[start]
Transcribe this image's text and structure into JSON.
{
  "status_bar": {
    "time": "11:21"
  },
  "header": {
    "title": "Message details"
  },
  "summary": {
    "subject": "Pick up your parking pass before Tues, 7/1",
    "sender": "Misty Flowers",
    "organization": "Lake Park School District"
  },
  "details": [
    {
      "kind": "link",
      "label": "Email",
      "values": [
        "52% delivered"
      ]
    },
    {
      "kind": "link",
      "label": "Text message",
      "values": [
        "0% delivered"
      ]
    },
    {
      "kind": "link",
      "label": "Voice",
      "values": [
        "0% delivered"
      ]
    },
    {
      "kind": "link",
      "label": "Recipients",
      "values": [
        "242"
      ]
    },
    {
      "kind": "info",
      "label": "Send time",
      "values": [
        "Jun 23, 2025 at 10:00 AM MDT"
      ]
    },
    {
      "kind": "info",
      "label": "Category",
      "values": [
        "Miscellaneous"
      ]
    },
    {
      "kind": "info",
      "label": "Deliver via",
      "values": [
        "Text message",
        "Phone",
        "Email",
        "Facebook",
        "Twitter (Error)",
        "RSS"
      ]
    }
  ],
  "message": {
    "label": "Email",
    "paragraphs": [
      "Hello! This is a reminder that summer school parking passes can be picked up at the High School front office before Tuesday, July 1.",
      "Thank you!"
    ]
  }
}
[end]
Goal:
Restate every line of the data word for word.

Task output:
Transcribe this image's text and structure into JSON.
{
  "status_bar": {
    "time": "11:21"
  },
  "header": {
    "title": "Message details"
  },
  "summary": {
    "subject": "Pick up your parking pass before Tues, 7/1",
    "sender": "Misty Flowers",
    "organization": "Lake Park School District"
  },
  "details": [
    {
      "kind": "link",
      "label": "Email",
      "values": [
        "52% delivered"
      ]
    },
    {
      "kind": "link",
      "label": "Text message",
      "values": [
        "0% delivered"
      ]
    },
    {
      "kind": "link",
      "label": "Voice",
      "values": [
        "0% delivered"
      ]
    },
    {
      "kind": "link",
      "label": "Recipients",
      "values": [
        "242"
      ]
    },
    {
      "kind": "info",
      "label": "Send time",
      "values": [
        "Jun 23, 2025 at 10:00 AM MDT"
      ]
    },
    {
      "kind": "info",
      "label": "Category",
      "values": [
        "Miscellaneous"
      ]
    },
    {
      "kind": "info",
      "label": "Deliver via",
      "values": [
        "Text message",
        "Phone",
        "Email",
        "Facebook",
        "Twitter (Error)",
        "RSS"
      ]
    }
  ],
  "message": {
    "label": "Email",
    "paragraphs": [
      "Hello! This is a reminder that summer school parking passes can be picked up at the High School front office before Tuesday, July 1.",
      "Thank you!"
    ]
  }
}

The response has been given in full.